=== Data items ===
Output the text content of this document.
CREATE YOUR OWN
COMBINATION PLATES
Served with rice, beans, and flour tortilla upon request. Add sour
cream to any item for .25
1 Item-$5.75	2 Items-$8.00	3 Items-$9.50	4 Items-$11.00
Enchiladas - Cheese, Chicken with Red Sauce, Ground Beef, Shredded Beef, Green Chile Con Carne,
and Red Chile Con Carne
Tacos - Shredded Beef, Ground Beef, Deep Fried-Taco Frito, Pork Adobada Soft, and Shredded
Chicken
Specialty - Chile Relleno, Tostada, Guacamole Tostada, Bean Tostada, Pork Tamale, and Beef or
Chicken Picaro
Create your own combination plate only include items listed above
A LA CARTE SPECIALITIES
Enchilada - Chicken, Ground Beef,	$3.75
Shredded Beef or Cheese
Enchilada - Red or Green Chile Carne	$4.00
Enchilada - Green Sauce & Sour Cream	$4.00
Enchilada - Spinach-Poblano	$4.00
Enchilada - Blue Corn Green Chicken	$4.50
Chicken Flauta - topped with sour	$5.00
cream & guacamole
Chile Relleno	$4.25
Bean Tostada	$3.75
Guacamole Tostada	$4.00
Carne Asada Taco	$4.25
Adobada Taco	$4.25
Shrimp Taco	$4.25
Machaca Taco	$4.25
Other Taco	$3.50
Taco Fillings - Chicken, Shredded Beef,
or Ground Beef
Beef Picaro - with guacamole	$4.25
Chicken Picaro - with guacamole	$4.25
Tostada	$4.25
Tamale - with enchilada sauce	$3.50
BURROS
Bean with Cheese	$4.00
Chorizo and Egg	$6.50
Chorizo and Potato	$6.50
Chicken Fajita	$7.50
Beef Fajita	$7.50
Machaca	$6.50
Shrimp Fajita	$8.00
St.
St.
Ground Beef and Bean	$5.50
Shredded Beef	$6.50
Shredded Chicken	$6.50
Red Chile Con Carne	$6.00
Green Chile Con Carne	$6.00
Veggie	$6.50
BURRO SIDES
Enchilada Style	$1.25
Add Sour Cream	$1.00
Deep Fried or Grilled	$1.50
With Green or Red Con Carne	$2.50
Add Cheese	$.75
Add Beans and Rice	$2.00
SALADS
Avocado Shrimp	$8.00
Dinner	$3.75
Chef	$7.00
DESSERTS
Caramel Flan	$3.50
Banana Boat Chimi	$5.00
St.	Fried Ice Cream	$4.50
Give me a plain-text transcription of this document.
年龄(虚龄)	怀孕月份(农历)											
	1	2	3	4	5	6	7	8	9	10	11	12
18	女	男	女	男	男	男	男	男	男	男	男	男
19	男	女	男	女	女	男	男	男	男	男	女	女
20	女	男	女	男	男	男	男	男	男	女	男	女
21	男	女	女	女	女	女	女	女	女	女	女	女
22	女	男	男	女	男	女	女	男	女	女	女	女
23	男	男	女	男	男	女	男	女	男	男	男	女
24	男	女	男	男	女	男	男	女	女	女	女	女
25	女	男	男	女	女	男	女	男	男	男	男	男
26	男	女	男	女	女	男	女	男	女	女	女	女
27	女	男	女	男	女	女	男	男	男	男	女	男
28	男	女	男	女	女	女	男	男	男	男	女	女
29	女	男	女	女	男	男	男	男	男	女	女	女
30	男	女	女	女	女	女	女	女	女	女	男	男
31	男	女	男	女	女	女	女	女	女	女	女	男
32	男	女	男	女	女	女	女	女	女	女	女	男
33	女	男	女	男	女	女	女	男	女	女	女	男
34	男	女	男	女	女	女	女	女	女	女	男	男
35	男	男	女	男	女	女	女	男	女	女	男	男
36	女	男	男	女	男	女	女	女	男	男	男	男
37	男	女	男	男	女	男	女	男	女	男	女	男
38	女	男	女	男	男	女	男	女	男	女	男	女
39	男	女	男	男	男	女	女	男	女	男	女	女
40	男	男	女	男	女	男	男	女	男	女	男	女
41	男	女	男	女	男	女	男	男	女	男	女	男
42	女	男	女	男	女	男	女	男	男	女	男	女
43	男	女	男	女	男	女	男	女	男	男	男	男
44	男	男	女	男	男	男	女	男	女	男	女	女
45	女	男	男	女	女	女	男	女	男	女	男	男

=== Task description ===
Write down every line of the data exactly as it appears above.

=== Solution to the exercise ===
Output the text content of this document.
CREATE YOUR OWN
COMBINATION PLATES
Served with rice, beans, and flour tortilla upon request. Add sour
cream to any item for .25
1 Item-$5.75	2 Items-$8.00	3 Items-$9.50	4 Items-$11.00
Enchiladas - Cheese, Chicken with Red Sauce, Ground Beef, Shredded Beef, Green Chile Con Carne,
and Red Chile Con Carne
Tacos - Shredded Beef, Ground Beef, Deep Fried-Taco Frito, Pork Adobada Soft, and Shredded
Chicken
Specialty - Chile Relleno, Tostada, Guacamole Tostada, Bean Tostada, Pork Tamale, and Beef or
Chicken Picaro
Create your own combination plate only include items listed above
A LA CARTE SPECIALITIES
Enchilada - Chicken, Ground Beef,	$3.75
Shredded Beef or Cheese
Enchilada - Red or Green Chile Carne	$4.00
Enchilada - Green Sauce & Sour Cream	$4.00
Enchilada - Spinach-Poblano	$4.00
Enchilada - Blue Corn Green Chicken	$4.50
Chicken Flauta - topped with sour	$5.00
cream & guacamole
Chile Relleno	$4.25
Bean Tostada	$3.75
Guacamole Tostada	$4.00
Carne Asada Taco	$4.25
Adobada Taco	$4.25
Shrimp Taco	$4.25
Machaca Taco	$4.25
Other Taco	$3.50
Taco Fillings - Chicken, Shredded Beef,
or Ground Beef
Beef Picaro - with guacamole	$4.25
Chicken Picaro - with guacamole	$4.25
Tostada	$4.25
Tamale - with enchilada sauce	$3.50
BURROS
Bean with Cheese	$4.00
Chorizo and Egg	$6.50
Chorizo and Potato	$6.50
Chicken Fajita	$7.50
Beef Fajita	$7.50
Machaca	$6.50
Shrimp Fajita	$8.00
St.
St.
Ground Beef and Bean	$5.50
Shredded Beef	$6.50
Shredded Chicken	$6.50
Red Chile Con Carne	$6.00
Green Chile Con Carne	$6.00
Veggie	$6.50
BURRO SIDES
Enchilada Style	$1.25
Add Sour Cream	$1.00
Deep Fried or Grilled	$1.50
With Green or Red Con Carne	$2.50
Add Cheese	$.75
Add Beans and Rice	$2.00
SALADS
Avocado Shrimp	$8.00
Dinner	$3.75
Chef	$7.00
DESSERTS
Caramel Flan	$3.50
Banana Boat Chimi	$5.00
St.	Fried Ice Cream	$4.50
Give me a plain-text transcription of this document.
年龄(虚龄)	怀孕月份(农历)											
	1	2	3	4	5	6	7	8	9	10	11	12
18	女	男	女	男	男	男	男	男	男	男	男	男
19	男	女	男	女	女	男	男	男	男	男	女	女
20	女	男	女	男	男	男	男	男	男	女	男	女
21	男	女	女	女	女	女	女	女	女	女	女	女
22	女	男	男	女	男	女	女	男	女	女	女	女
23	男	男	女	男	男	女	男	女	男	男	男	女
24	男	女	男	男	女	男	男	女	女	女	女	女
25	女	男	男	女	女	男	女	男	男	男	男	男
26	男	女	男	女	女	男	女	男	女	女	女	女
27	女	男	女	男	女	女	男	男	男	男	女	男
28	男	女	男	女	女	女	男	男	男	男	女	女
29	女	男	女	女	男	男	男	男	男	女	女	女
30	男	女	女	女	女	女	女	女	女	女	男	男
31	男	女	男	女	女	女	女	女	女	女	女	男
32	男	女	男	女	女	女	女	女	女	女	女	男
33	女	男	女	男	女	女	女	男	女	女	女	男
34	男	女	男	女	女	女	女	女	女	女	男	男
35	男	男	女	男	女	女	女	男	女	女	男	男
36	女	男	男	女	男	女	女	女	男	男	男	男
37	男	女	男	男	女	男	女	男	女	男	女	男
38	女	男	女	男	男	女	男	女	男	女	男	女
39	男	女	男	男	男	女	女	男	女	男	女	女
40	男	男	女	男	女	男	男	女	男	女	男	女
41	男	女	男	女	男	女	男	男	女	男	女	男
42	女	男	女	男	女	男	女	男	男	女	男	女
43	男	女	男	女	男	女	男	女	男	男	男	男
44	男	男	女	男	男	男	女	男	女	男	女	女
45	女	男	男	女	女	女	男	女	男	女	男	男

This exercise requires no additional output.